--- Task material ---

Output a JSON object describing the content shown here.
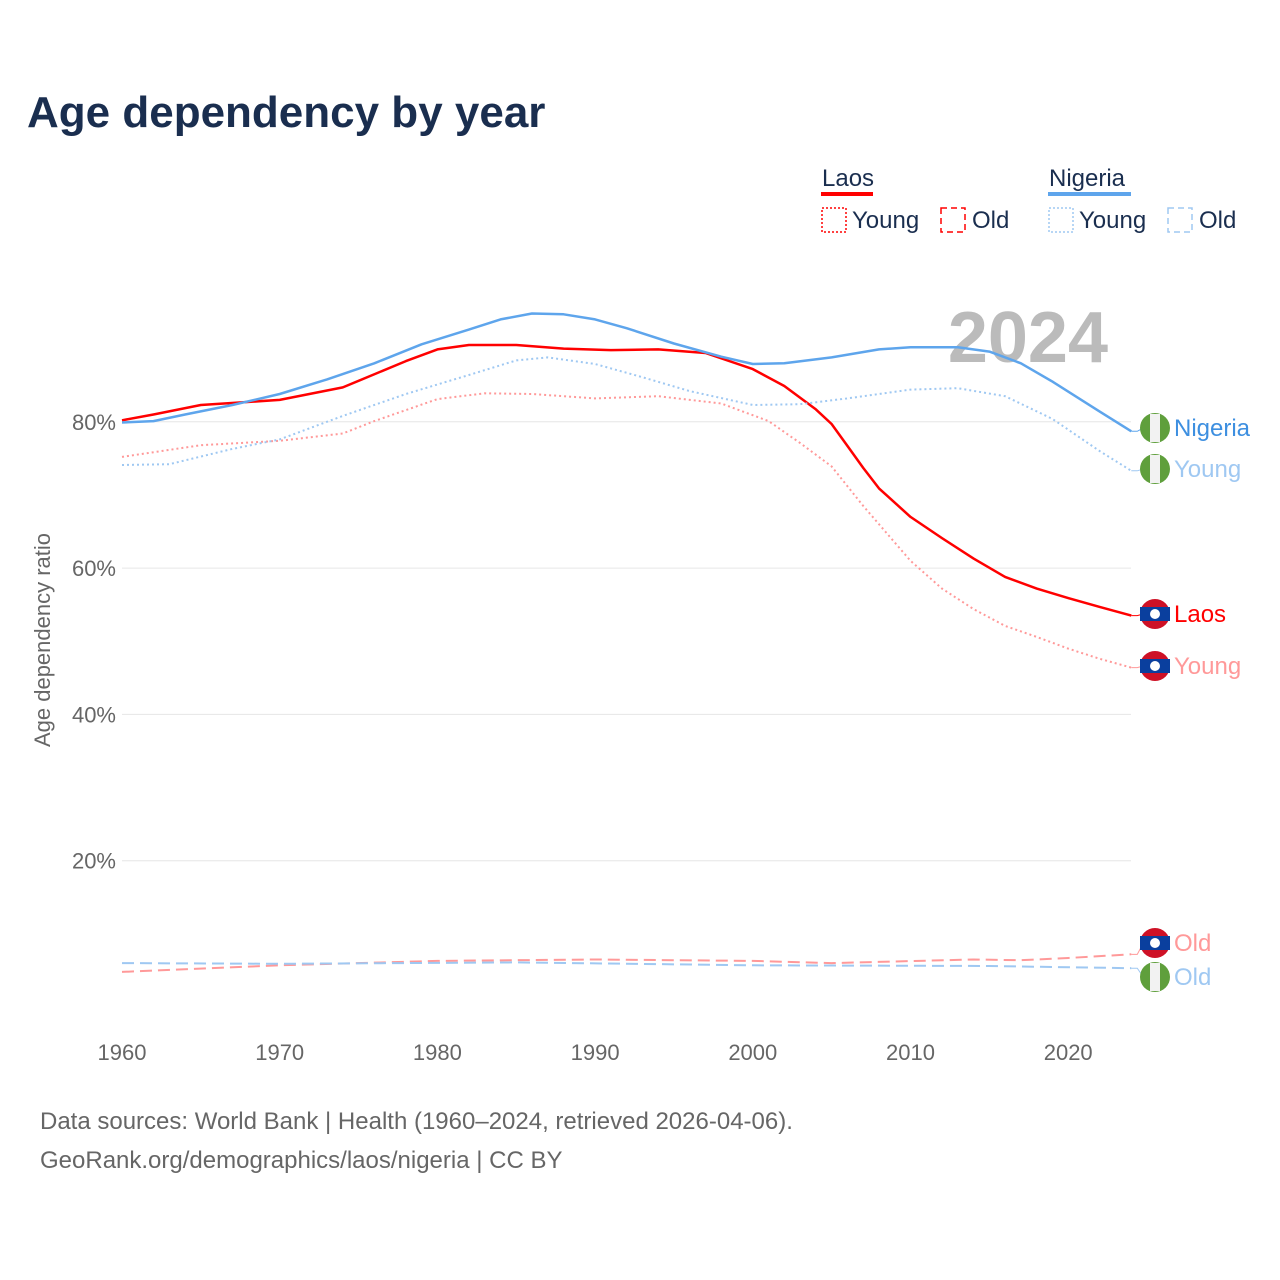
{
  "chart_data": {
    "type": "line",
    "title": "Age dependency by year",
    "ylabel": "Age dependency ratio",
    "xlabel": "",
    "year_watermark": "2024",
    "xlim": [
      1960,
      2024
    ],
    "ylim": [
      0,
      100
    ],
    "yticks": [
      20,
      40,
      60,
      80
    ],
    "ytick_labels": [
      "20%",
      "40%",
      "60%",
      "80%"
    ],
    "xticks": [
      1960,
      1970,
      1980,
      1990,
      2000,
      2010,
      2020
    ],
    "xtick_labels": [
      "1960",
      "1970",
      "1980",
      "1990",
      "2000",
      "2010",
      "2020"
    ],
    "grid": true,
    "legend": {
      "placement": "top-right",
      "groups": [
        {
          "country": "Laos",
          "color": "#ff0000",
          "items": [
            "Young",
            "Old"
          ]
        },
        {
          "country": "Nigeria",
          "color": "#5ea5ec",
          "items": [
            "Young",
            "Old"
          ]
        }
      ]
    },
    "series": [
      {
        "name": "Laos",
        "label": "Laos",
        "kind": "total",
        "color": "#ff0000",
        "flag": "laos",
        "x": [
          1960,
          1962,
          1965,
          1970,
          1974,
          1978,
          1980,
          1982,
          1985,
          1988,
          1991,
          1994,
          1997,
          2000,
          2002,
          2004,
          2005,
          2006,
          2007,
          2008,
          2010,
          2012,
          2014,
          2016,
          2018,
          2020,
          2022,
          2024
        ],
        "y": [
          80.2,
          81,
          82.3,
          83,
          84.7,
          88.3,
          89.9,
          90.5,
          90.5,
          90,
          89.8,
          89.9,
          89.4,
          87.2,
          84.9,
          81.7,
          79.7,
          76.7,
          73.7,
          70.9,
          67,
          64.1,
          61.3,
          58.8,
          57.2,
          55.9,
          54.7,
          53.5
        ]
      },
      {
        "name": "Laos Young",
        "label": "Young",
        "kind": "young",
        "color": "#ff9999",
        "flag": "laos",
        "x": [
          1960,
          1965,
          1970,
          1974,
          1976,
          1980,
          1983,
          1986,
          1990,
          1994,
          1998,
          2001,
          2003,
          2005,
          2007,
          2010,
          2012,
          2014,
          2016,
          2018,
          2020,
          2022,
          2024
        ],
        "y": [
          75.2,
          76.8,
          77.4,
          78.4,
          80.1,
          83.1,
          83.9,
          83.8,
          83.2,
          83.5,
          82.5,
          80.1,
          77.1,
          73.9,
          68.5,
          61,
          57.2,
          54.4,
          52.1,
          50.6,
          49,
          47.6,
          46.4
        ]
      },
      {
        "name": "Laos Old",
        "label": "Old",
        "kind": "old",
        "color": "#ff9999",
        "flag": "laos",
        "x": [
          1960,
          1970,
          1980,
          1990,
          2000,
          2005,
          2014,
          2017,
          2020,
          2024
        ],
        "y": [
          4.8,
          5.7,
          6.3,
          6.5,
          6.3,
          6.0,
          6.5,
          6.4,
          6.7,
          7.2
        ]
      },
      {
        "name": "Nigeria",
        "label": "Nigeria",
        "kind": "total",
        "color": "#5ea5ec",
        "flag": "nigeria",
        "x": [
          1960,
          1962,
          1964,
          1967,
          1970,
          1973,
          1976,
          1979,
          1982,
          1984,
          1986,
          1988,
          1990,
          1992,
          1995,
          1998,
          2000,
          2002,
          2005,
          2008,
          2010,
          2013,
          2015,
          2017,
          2019,
          2022,
          2024
        ],
        "y": [
          79.9,
          80.1,
          81,
          82.3,
          83.8,
          85.8,
          88,
          90.6,
          92.6,
          94,
          94.8,
          94.7,
          94,
          92.8,
          90.7,
          88.9,
          87.9,
          88,
          88.8,
          89.9,
          90.2,
          90.2,
          89.6,
          88,
          85.5,
          81.4,
          78.7
        ]
      },
      {
        "name": "Nigeria Young",
        "label": "Young",
        "kind": "young",
        "color": "#9fc8f2",
        "flag": "nigeria",
        "x": [
          1960,
          1963,
          1967,
          1970,
          1974,
          1978,
          1982,
          1985,
          1987,
          1990,
          1993,
          1996,
          2000,
          2003,
          2006,
          2010,
          2013,
          2016,
          2019,
          2022,
          2024
        ],
        "y": [
          74.1,
          74.2,
          76.3,
          77.6,
          80.8,
          83.8,
          86.4,
          88.4,
          88.8,
          87.9,
          86.1,
          84.2,
          82.3,
          82.4,
          83.2,
          84.4,
          84.6,
          83.5,
          80.4,
          76,
          73.3
        ]
      },
      {
        "name": "Nigeria Old",
        "label": "Old",
        "kind": "old",
        "color": "#9fc8f2",
        "flag": "nigeria",
        "x": [
          1960,
          1970,
          1985,
          2000,
          2015,
          2024
        ],
        "y": [
          6,
          5.9,
          6.1,
          5.7,
          5.6,
          5.3
        ]
      }
    ]
  },
  "footer": {
    "line1": "Data sources: World Bank | Health (1960–2024, retrieved 2026-04-06).",
    "line2": "GeoRank.org/demographics/laos/nigeria | CC BY"
  }
}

---

▶ **Instructions for the task**: Extract every line containing the string "dependency" from the data above.

▶ **Task response**:
    "title": "Age dependency by year",
    "ylabel": "Age dependency ratio",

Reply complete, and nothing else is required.